### [Instructions to follow]
Restate the full set of records exactly, without adding or dropping a word.
---+---
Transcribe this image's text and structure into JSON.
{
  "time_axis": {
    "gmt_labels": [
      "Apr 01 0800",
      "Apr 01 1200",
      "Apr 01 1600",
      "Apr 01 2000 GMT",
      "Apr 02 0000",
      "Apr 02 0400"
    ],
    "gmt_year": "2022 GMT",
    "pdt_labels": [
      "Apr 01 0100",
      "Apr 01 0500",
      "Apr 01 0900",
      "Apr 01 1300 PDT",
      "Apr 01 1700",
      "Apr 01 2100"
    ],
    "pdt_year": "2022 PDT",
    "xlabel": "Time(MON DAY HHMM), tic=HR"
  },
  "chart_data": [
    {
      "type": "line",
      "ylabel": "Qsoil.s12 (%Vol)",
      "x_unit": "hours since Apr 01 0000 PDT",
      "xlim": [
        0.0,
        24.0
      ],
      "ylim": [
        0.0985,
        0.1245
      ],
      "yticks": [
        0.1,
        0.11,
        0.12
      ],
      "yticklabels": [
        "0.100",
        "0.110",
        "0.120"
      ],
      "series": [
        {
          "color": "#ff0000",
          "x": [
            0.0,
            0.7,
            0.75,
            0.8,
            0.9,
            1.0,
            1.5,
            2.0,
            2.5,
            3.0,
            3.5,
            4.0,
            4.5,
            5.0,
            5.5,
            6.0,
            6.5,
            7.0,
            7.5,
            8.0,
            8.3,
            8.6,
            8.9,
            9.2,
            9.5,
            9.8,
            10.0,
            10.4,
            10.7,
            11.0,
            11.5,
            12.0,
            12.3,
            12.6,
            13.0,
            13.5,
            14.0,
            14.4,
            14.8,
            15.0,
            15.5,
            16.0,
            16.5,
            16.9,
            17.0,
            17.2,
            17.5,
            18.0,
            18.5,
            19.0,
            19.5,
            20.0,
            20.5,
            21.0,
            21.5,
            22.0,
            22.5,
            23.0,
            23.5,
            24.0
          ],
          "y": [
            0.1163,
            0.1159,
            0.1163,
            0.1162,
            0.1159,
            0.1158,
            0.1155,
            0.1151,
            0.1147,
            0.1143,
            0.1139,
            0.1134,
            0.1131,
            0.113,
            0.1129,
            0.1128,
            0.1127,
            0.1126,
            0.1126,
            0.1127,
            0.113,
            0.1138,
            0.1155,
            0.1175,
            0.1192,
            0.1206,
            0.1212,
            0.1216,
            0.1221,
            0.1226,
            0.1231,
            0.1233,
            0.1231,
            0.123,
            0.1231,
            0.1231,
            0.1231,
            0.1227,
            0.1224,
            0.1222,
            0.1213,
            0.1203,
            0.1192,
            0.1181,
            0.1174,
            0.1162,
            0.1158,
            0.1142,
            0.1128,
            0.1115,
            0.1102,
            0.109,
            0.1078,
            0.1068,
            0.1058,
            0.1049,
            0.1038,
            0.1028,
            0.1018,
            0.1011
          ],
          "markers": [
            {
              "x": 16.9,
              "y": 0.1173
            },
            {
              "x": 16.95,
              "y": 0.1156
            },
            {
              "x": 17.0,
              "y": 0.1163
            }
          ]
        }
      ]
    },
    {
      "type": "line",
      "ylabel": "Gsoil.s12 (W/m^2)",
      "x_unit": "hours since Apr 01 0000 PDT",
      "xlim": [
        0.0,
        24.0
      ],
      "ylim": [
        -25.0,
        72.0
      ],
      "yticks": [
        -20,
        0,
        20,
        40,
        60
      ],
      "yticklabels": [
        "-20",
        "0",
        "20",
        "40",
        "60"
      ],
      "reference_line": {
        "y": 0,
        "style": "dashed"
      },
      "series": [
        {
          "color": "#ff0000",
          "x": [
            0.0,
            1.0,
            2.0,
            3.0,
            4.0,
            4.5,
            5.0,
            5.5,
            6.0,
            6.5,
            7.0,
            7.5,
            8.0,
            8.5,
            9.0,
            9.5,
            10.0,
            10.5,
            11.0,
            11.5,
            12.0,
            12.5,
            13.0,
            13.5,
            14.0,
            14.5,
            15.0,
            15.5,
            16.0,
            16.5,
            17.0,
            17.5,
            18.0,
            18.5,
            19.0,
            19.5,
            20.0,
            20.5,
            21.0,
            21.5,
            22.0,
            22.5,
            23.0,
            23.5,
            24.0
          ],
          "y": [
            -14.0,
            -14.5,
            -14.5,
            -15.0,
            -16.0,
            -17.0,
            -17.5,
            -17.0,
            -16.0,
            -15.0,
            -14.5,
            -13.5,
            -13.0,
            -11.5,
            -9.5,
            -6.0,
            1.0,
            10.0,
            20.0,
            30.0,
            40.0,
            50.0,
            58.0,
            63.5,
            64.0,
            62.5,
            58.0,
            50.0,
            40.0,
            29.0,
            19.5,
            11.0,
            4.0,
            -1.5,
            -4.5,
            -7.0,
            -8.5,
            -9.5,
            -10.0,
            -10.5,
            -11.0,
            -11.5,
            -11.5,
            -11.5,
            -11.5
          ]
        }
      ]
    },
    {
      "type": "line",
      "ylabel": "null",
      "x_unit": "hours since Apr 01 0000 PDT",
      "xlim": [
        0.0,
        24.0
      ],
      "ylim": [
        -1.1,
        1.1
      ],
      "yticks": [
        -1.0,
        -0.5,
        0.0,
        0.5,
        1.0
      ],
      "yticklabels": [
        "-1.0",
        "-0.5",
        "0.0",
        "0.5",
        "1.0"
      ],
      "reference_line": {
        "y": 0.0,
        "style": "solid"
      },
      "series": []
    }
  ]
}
---+---
### [Completed exercise]
Transcribe this image's text and structure into JSON.
{
  "time_axis": {
    "gmt_labels": [
      "Apr 01 0800",
      "Apr 01 1200",
      "Apr 01 1600",
      "Apr 01 2000 GMT",
      "Apr 02 0000",
      "Apr 02 0400"
    ],
    "gmt_year": "2022 GMT",
    "pdt_labels": [
      "Apr 01 0100",
      "Apr 01 0500",
      "Apr 01 0900",
      "Apr 01 1300 PDT",
      "Apr 01 1700",
      "Apr 01 2100"
    ],
    "pdt_year": "2022 PDT",
    "xlabel": "Time(MON DAY HHMM), tic=HR"
  },
  "chart_data": [
    {
      "type": "line",
      "ylabel": "Qsoil.s12 (%Vol)",
      "x_unit": "hours since Apr 01 0000 PDT",
      "xlim": [
        0.0,
        24.0
      ],
      "ylim": [
        0.0985,
        0.1245
      ],
      "yticks": [
        0.1,
        0.11,
        0.12
      ],
      "yticklabels": [
        "0.100",
        "0.110",
        "0.120"
      ],
      "series": [
        {
          "color": "#ff0000",
          "x": [
            0.0,
            0.7,
            0.75,
            0.8,
            0.9,
            1.0,
            1.5,
            2.0,
            2.5,
            3.0,
            3.5,
            4.0,
            4.5,
            5.0,
            5.5,
            6.0,
            6.5,
            7.0,
            7.5,
            8.0,
            8.3,
            8.6,
            8.9,
            9.2,
            9.5,
            9.8,
            10.0,
            10.4,
            10.7,
            11.0,
            11.5,
            12.0,
            12.3,
            12.6,
            13.0,
            13.5,
            14.0,
            14.4,
            14.8,
            15.0,
            15.5,
            16.0,
            16.5,
            16.9,
            17.0,
            17.2,
            17.5,
            18.0,
            18.5,
            19.0,
            19.5,
            20.0,
            20.5,
            21.0,
            21.5,
            22.0,
            22.5,
            23.0,
            23.5,
            24.0
          ],
          "y": [
            0.1163,
            0.1159,
            0.1163,
            0.1162,
            0.1159,
            0.1158,
            0.1155,
            0.1151,
            0.1147,
            0.1143,
            0.1139,
            0.1134,
            0.1131,
            0.113,
            0.1129,
            0.1128,
            0.1127,
            0.1126,
            0.1126,
            0.1127,
            0.113,
            0.1138,
            0.1155,
            0.1175,
            0.1192,
            0.1206,
            0.1212,
            0.1216,
            0.1221,
            0.1226,
            0.1231,
            0.1233,
            0.1231,
            0.123,
            0.1231,
            0.1231,
            0.1231,
            0.1227,
            0.1224,
            0.1222,
            0.1213,
            0.1203,
            0.1192,
            0.1181,
            0.1174,
            0.1162,
            0.1158,
            0.1142,
            0.1128,
            0.1115,
            0.1102,
            0.109,
            0.1078,
            0.1068,
            0.1058,
            0.1049,
            0.1038,
            0.1028,
            0.1018,
            0.1011
          ],
          "markers": [
            {
              "x": 16.9,
              "y": 0.1173
            },
            {
              "x": 16.95,
              "y": 0.1156
            },
            {
              "x": 17.0,
              "y": 0.1163
            }
          ]
        }
      ]
    },
    {
      "type": "line",
      "ylabel": "Gsoil.s12 (W/m^2)",
      "x_unit": "hours since Apr 01 0000 PDT",
      "xlim": [
        0.0,
        24.0
      ],
      "ylim": [
        -25.0,
        72.0
      ],
      "yticks": [
        -20,
        0,
        20,
        40,
        60
      ],
      "yticklabels": [
        "-20",
        "0",
        "20",
        "40",
        "60"
      ],
      "reference_line": {
        "y": 0,
        "style": "dashed"
      },
      "series": [
        {
          "color": "#ff0000",
          "x": [
            0.0,
            1.0,
            2.0,
            3.0,
            4.0,
            4.5,
            5.0,
            5.5,
            6.0,
            6.5,
            7.0,
            7.5,
            8.0,
            8.5,
            9.0,
            9.5,
            10.0,
            10.5,
            11.0,
            11.5,
            12.0,
            12.5,
            13.0,
            13.5,
            14.0,
            14.5,
            15.0,
            15.5,
            16.0,
            16.5,
            17.0,
            17.5,
            18.0,
            18.5,
            19.0,
            19.5,
            20.0,
            20.5,
            21.0,
            21.5,
            22.0,
            22.5,
            23.0,
            23.5,
            24.0
          ],
          "y": [
            -14.0,
            -14.5,
            -14.5,
            -15.0,
            -16.0,
            -17.0,
            -17.5,
            -17.0,
            -16.0,
            -15.0,
            -14.5,
            -13.5,
            -13.0,
            -11.5,
            -9.5,
            -6.0,
            1.0,
            10.0,
            20.0,
            30.0,
            40.0,
            50.0,
            58.0,
            63.5,
            64.0,
            62.5,
            58.0,
            50.0,
            40.0,
            29.0,
            19.5,
            11.0,
            4.0,
            -1.5,
            -4.5,
            -7.0,
            -8.5,
            -9.5,
            -10.0,
            -10.5,
            -11.0,
            -11.5,
            -11.5,
            -11.5,
            -11.5
          ]
        }
      ]
    },
    {
      "type": "line",
      "ylabel": "null",
      "x_unit": "hours since Apr 01 0000 PDT",
      "xlim": [
        0.0,
        24.0
      ],
      "ylim": [
        -1.1,
        1.1
      ],
      "yticks": [
        -1.0,
        -0.5,
        0.0,
        0.5,
        1.0
      ],
      "yticklabels": [
        "-1.0",
        "-0.5",
        "0.0",
        "0.5",
        "1.0"
      ],
      "reference_line": {
        "y": 0.0,
        "style": "solid"
      },
      "series": []
    }
  ]
}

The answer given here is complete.